Requirements:
Keep only the lines that hold the string "таблица", filtering out the rest of the entries below.

Dataset rows:
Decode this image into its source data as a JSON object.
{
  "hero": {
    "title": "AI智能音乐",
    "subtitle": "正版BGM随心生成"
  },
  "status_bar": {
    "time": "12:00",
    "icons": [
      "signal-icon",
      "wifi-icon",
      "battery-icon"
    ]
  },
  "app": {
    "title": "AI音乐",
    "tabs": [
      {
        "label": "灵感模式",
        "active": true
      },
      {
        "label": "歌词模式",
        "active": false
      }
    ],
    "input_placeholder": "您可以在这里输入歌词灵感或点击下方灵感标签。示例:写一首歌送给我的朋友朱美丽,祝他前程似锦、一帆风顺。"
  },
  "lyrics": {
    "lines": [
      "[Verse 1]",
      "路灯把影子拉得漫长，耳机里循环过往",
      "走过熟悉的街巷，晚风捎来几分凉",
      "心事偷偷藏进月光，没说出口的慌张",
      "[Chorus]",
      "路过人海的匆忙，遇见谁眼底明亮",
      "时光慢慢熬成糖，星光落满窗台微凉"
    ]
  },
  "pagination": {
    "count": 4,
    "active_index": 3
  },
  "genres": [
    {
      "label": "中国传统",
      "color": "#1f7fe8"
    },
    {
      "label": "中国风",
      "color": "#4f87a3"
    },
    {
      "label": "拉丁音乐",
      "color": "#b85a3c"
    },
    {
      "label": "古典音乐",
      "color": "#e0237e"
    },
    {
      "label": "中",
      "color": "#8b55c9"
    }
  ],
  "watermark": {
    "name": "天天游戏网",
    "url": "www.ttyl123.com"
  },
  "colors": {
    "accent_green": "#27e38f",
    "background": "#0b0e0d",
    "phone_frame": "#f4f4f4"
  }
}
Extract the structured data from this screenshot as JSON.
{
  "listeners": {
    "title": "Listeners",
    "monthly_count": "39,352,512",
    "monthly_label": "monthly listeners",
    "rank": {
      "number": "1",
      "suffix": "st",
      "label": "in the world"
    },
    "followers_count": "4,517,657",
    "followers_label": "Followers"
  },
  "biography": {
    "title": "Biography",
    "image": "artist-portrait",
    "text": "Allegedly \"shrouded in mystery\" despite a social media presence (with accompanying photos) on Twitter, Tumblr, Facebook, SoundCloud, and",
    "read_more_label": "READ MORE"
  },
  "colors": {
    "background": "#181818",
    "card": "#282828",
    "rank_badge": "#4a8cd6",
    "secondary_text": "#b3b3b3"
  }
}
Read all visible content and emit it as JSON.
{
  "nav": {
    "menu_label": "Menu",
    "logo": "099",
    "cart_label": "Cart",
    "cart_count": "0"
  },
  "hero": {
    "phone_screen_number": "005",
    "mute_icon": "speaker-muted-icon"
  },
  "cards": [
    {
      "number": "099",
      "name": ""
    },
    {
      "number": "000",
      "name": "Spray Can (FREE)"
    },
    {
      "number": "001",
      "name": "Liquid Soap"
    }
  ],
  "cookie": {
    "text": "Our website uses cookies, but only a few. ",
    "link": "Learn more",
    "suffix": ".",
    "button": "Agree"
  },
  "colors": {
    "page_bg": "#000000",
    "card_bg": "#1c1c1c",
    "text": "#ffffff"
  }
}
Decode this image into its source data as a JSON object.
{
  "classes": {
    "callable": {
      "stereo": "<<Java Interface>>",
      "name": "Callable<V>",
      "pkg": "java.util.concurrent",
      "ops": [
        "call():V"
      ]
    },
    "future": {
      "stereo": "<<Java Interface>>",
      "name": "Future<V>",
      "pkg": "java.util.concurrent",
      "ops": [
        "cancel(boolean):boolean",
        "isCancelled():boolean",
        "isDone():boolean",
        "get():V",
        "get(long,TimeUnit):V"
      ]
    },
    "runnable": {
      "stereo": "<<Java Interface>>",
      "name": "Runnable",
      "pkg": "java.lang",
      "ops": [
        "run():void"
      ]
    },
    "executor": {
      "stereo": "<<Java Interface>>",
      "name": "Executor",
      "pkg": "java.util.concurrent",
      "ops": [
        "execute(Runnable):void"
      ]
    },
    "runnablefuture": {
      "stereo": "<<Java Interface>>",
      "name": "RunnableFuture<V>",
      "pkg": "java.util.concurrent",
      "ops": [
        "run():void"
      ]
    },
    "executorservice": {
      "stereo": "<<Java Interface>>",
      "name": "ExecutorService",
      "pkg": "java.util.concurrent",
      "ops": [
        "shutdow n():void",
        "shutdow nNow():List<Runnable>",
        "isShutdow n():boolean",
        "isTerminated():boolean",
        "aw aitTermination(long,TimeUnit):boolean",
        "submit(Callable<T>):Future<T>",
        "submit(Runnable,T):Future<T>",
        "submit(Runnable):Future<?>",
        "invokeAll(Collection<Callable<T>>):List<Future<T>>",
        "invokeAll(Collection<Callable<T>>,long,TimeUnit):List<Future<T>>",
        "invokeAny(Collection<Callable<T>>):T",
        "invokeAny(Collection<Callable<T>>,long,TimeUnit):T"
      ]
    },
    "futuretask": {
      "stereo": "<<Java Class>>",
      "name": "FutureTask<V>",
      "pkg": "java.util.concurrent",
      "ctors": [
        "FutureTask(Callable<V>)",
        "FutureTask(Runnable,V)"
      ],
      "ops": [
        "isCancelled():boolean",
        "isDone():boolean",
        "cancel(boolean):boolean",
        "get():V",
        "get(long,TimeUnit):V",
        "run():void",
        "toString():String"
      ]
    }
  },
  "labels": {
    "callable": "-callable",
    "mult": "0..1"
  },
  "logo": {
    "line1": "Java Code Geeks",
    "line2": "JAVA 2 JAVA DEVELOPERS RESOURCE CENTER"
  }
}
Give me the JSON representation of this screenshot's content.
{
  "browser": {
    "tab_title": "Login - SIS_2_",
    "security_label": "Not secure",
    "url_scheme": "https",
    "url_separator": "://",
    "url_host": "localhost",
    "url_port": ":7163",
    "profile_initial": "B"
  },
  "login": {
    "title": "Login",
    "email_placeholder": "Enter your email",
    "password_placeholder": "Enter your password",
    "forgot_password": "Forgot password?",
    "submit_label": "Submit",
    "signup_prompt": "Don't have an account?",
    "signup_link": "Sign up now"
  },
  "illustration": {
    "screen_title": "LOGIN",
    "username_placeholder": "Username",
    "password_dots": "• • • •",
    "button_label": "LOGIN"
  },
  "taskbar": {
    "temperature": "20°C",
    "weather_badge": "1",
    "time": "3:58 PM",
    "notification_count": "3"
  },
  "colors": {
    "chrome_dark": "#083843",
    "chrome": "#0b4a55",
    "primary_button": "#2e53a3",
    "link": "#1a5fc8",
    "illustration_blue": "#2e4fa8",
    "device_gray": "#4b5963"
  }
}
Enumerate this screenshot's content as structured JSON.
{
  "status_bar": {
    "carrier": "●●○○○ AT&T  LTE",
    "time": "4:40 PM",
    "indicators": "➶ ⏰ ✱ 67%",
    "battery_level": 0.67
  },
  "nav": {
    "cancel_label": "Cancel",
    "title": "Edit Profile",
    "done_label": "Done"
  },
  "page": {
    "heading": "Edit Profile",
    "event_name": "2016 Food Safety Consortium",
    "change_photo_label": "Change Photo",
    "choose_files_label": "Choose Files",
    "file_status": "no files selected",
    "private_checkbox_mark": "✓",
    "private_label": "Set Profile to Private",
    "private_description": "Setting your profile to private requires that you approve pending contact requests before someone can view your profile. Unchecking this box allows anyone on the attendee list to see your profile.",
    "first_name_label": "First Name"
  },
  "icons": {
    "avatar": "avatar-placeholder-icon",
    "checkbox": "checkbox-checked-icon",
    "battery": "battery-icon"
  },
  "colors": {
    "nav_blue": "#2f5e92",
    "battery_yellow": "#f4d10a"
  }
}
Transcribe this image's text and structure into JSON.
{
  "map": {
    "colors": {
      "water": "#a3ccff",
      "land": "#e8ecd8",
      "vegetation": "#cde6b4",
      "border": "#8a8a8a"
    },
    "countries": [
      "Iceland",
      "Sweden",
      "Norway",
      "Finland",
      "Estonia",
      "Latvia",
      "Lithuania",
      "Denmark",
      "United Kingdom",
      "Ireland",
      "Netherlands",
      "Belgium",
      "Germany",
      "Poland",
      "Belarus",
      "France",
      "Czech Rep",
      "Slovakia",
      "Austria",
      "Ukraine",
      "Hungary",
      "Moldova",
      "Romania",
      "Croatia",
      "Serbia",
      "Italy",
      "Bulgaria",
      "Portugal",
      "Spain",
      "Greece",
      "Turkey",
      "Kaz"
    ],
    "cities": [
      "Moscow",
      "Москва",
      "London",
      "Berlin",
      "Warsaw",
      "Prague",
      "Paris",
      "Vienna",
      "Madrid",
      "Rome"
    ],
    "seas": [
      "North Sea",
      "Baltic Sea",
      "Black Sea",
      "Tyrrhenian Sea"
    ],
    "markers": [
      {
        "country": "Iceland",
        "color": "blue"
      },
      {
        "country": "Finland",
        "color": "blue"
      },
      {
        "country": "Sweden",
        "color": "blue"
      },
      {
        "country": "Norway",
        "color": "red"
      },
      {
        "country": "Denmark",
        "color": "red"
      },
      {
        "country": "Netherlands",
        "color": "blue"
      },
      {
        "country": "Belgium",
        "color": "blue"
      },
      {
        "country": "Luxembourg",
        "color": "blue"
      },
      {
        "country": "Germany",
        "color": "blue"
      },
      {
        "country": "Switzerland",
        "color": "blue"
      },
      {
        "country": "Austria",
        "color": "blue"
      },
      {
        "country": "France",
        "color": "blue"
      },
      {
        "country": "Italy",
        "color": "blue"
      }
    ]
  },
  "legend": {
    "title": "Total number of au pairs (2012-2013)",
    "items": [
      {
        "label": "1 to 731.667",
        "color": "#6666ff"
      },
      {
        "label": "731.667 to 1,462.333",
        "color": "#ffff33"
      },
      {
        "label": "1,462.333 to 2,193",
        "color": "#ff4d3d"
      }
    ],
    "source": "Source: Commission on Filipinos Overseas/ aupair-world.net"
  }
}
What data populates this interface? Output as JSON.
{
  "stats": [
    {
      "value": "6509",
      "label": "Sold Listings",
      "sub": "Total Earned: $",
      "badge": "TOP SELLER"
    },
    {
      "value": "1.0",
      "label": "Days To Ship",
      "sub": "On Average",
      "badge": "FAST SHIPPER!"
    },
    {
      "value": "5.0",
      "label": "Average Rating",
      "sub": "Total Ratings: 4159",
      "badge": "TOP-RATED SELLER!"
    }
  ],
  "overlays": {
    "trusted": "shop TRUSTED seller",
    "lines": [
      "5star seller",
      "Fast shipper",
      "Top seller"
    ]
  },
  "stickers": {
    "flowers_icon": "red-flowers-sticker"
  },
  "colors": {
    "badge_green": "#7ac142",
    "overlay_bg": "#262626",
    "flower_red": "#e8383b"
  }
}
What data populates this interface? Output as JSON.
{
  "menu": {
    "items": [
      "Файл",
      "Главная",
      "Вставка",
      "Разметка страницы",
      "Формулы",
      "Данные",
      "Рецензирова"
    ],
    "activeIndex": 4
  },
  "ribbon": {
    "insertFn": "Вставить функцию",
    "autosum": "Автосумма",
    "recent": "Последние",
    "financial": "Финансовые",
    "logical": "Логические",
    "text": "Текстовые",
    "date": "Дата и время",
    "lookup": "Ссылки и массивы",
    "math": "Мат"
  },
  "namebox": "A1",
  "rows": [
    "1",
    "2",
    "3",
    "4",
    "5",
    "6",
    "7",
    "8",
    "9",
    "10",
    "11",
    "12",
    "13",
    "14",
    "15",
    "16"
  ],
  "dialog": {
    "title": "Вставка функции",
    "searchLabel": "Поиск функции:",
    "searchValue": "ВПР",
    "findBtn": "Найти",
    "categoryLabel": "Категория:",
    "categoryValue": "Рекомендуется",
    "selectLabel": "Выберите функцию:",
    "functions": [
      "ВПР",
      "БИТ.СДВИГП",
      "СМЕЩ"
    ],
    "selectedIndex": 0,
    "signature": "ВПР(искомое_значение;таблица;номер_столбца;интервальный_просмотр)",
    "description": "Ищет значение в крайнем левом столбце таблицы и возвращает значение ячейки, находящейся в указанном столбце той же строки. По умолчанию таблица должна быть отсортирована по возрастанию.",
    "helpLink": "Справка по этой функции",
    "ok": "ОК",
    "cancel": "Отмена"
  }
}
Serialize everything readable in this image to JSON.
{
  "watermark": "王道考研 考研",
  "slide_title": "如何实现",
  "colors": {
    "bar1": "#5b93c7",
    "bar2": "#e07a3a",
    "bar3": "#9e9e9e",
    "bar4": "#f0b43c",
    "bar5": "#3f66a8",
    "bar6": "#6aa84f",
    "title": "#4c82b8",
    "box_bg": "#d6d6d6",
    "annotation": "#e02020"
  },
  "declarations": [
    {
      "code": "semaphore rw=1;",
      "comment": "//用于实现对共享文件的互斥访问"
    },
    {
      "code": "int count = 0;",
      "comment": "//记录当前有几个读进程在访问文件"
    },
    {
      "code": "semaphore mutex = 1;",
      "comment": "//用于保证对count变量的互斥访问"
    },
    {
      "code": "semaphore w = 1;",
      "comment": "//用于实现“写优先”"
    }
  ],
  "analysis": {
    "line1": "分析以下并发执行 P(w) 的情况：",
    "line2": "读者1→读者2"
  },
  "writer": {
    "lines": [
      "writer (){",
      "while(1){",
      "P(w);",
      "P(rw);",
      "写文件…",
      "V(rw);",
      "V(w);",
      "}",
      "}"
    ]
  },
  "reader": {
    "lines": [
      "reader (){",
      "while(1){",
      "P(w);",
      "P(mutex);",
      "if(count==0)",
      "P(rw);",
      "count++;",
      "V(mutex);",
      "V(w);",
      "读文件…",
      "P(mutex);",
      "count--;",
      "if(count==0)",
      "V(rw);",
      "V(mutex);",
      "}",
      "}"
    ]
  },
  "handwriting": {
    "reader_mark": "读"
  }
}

Task output:
    "signature": "ВПР(искомое_значение;таблица;номер_столбца;интервальный_просмотр)",
    "description": "Ищет значение в крайнем левом столбце таблицы и возвращает значение ячейки, находящейся в указанном столбце той же строки. По умолчанию таблица должна быть отсортирована по возрастанию.",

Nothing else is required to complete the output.